▸ **Stored data**
<<<<

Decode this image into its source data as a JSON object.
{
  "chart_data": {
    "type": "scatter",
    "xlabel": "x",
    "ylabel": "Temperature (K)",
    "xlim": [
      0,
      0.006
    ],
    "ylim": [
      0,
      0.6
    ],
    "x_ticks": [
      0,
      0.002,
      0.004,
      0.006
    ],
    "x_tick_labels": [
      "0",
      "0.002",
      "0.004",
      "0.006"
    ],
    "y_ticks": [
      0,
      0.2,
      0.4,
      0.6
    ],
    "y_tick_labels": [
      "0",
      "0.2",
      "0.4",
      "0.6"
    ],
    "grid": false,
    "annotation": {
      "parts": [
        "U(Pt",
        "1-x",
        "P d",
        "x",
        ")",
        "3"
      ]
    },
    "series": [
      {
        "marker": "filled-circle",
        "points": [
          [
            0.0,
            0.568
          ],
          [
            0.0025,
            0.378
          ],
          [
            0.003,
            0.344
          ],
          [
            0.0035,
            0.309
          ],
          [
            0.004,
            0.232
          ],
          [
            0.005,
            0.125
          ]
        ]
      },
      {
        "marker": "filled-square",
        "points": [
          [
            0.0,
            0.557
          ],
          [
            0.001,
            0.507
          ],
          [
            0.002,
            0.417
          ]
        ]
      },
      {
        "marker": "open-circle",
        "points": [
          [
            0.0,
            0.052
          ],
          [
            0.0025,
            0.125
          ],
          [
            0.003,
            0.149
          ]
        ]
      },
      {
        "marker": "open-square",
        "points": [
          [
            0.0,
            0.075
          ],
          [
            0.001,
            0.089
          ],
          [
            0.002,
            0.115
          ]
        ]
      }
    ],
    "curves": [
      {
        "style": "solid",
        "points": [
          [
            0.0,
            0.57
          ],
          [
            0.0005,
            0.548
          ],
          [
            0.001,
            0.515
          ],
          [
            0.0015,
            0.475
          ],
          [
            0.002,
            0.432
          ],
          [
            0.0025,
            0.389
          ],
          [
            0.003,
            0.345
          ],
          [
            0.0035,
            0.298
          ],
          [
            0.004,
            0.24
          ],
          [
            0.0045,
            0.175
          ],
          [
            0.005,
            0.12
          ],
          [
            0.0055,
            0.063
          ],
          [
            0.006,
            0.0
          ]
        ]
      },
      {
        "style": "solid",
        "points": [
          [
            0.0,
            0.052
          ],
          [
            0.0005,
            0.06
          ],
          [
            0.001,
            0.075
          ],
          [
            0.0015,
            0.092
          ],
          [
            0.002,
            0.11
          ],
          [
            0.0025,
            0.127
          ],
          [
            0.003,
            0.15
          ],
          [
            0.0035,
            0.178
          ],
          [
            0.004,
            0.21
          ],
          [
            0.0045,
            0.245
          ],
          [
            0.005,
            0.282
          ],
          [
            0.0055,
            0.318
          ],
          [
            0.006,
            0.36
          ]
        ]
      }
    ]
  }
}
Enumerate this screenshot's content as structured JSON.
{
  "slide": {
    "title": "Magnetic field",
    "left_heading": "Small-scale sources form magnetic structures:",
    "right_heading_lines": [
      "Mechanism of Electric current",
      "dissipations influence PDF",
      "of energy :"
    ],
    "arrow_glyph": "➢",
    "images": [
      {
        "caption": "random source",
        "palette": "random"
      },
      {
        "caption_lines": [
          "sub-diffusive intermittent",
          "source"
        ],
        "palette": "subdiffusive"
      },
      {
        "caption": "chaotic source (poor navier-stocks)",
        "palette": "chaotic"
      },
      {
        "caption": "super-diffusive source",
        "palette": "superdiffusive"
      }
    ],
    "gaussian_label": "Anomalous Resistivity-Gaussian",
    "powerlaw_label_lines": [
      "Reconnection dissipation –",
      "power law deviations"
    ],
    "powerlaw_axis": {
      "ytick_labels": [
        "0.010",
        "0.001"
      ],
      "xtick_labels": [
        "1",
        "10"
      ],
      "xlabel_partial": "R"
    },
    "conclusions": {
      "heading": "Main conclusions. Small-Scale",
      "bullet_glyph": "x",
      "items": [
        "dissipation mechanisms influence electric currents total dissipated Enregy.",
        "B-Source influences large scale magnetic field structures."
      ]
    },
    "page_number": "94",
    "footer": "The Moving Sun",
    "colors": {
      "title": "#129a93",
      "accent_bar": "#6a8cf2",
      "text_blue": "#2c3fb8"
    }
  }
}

>>>>

▸ **Required work**
Return each line of the data exactly as written above.

▸ **Output below**
Decode this image into its source data as a JSON object.
{
  "chart_data": {
    "type": "scatter",
    "xlabel": "x",
    "ylabel": "Temperature (K)",
    "xlim": [
      0,
      0.006
    ],
    "ylim": [
      0,
      0.6
    ],
    "x_ticks": [
      0,
      0.002,
      0.004,
      0.006
    ],
    "x_tick_labels": [
      "0",
      "0.002",
      "0.004",
      "0.006"
    ],
    "y_ticks": [
      0,
      0.2,
      0.4,
      0.6
    ],
    "y_tick_labels": [
      "0",
      "0.2",
      "0.4",
      "0.6"
    ],
    "grid": false,
    "annotation": {
      "parts": [
        "U(Pt",
        "1-x",
        "P d",
        "x",
        ")",
        "3"
      ]
    },
    "series": [
      {
        "marker": "filled-circle",
        "points": [
          [
            0.0,
            0.568
          ],
          [
            0.0025,
            0.378
          ],
          [
            0.003,
            0.344
          ],
          [
            0.0035,
            0.309
          ],
          [
            0.004,
            0.232
          ],
          [
            0.005,
            0.125
          ]
        ]
      },
      {
        "marker": "filled-square",
        "points": [
          [
            0.0,
            0.557
          ],
          [
            0.001,
            0.507
          ],
          [
            0.002,
            0.417
          ]
        ]
      },
      {
        "marker": "open-circle",
        "points": [
          [
            0.0,
            0.052
          ],
          [
            0.0025,
            0.125
          ],
          [
            0.003,
            0.149
          ]
        ]
      },
      {
        "marker": "open-square",
        "points": [
          [
            0.0,
            0.075
          ],
          [
            0.001,
            0.089
          ],
          [
            0.002,
            0.115
          ]
        ]
      }
    ],
    "curves": [
      {
        "style": "solid",
        "points": [
          [
            0.0,
            0.57
          ],
          [
            0.0005,
            0.548
          ],
          [
            0.001,
            0.515
          ],
          [
            0.0015,
            0.475
          ],
          [
            0.002,
            0.432
          ],
          [
            0.0025,
            0.389
          ],
          [
            0.003,
            0.345
          ],
          [
            0.0035,
            0.298
          ],
          [
            0.004,
            0.24
          ],
          [
            0.0045,
            0.175
          ],
          [
            0.005,
            0.12
          ],
          [
            0.0055,
            0.063
          ],
          [
            0.006,
            0.0
          ]
        ]
      },
      {
        "style": "solid",
        "points": [
          [
            0.0,
            0.052
          ],
          [
            0.0005,
            0.06
          ],
          [
            0.001,
            0.075
          ],
          [
            0.0015,
            0.092
          ],
          [
            0.002,
            0.11
          ],
          [
            0.0025,
            0.127
          ],
          [
            0.003,
            0.15
          ],
          [
            0.0035,
            0.178
          ],
          [
            0.004,
            0.21
          ],
          [
            0.0045,
            0.245
          ],
          [
            0.005,
            0.282
          ],
          [
            0.0055,
            0.318
          ],
          [
            0.006,
            0.36
          ]
        ]
      }
    ]
  }
}
Enumerate this screenshot's content as structured JSON.
{
  "slide": {
    "title": "Magnetic field",
    "left_heading": "Small-scale sources form magnetic structures:",
    "right_heading_lines": [
      "Mechanism of Electric current",
      "dissipations influence PDF",
      "of energy :"
    ],
    "arrow_glyph": "➢",
    "images": [
      {
        "caption": "random source",
        "palette": "random"
      },
      {
        "caption_lines": [
          "sub-diffusive intermittent",
          "source"
        ],
        "palette": "subdiffusive"
      },
      {
        "caption": "chaotic source (poor navier-stocks)",
        "palette": "chaotic"
      },
      {
        "caption": "super-diffusive source",
        "palette": "superdiffusive"
      }
    ],
    "gaussian_label": "Anomalous Resistivity-Gaussian",
    "powerlaw_label_lines": [
      "Reconnection dissipation –",
      "power law deviations"
    ],
    "powerlaw_axis": {
      "ytick_labels": [
        "0.010",
        "0.001"
      ],
      "xtick_labels": [
        "1",
        "10"
      ],
      "xlabel_partial": "R"
    },
    "conclusions": {
      "heading": "Main conclusions. Small-Scale",
      "bullet_glyph": "x",
      "items": [
        "dissipation mechanisms influence electric currents total dissipated Enregy.",
        "B-Source influences large scale magnetic field structures."
      ]
    },
    "page_number": "94",
    "footer": "The Moving Sun",
    "colors": {
      "title": "#129a93",
      "accent_bar": "#6a8cf2",
      "text_blue": "#2c3fb8"
    }
  }
}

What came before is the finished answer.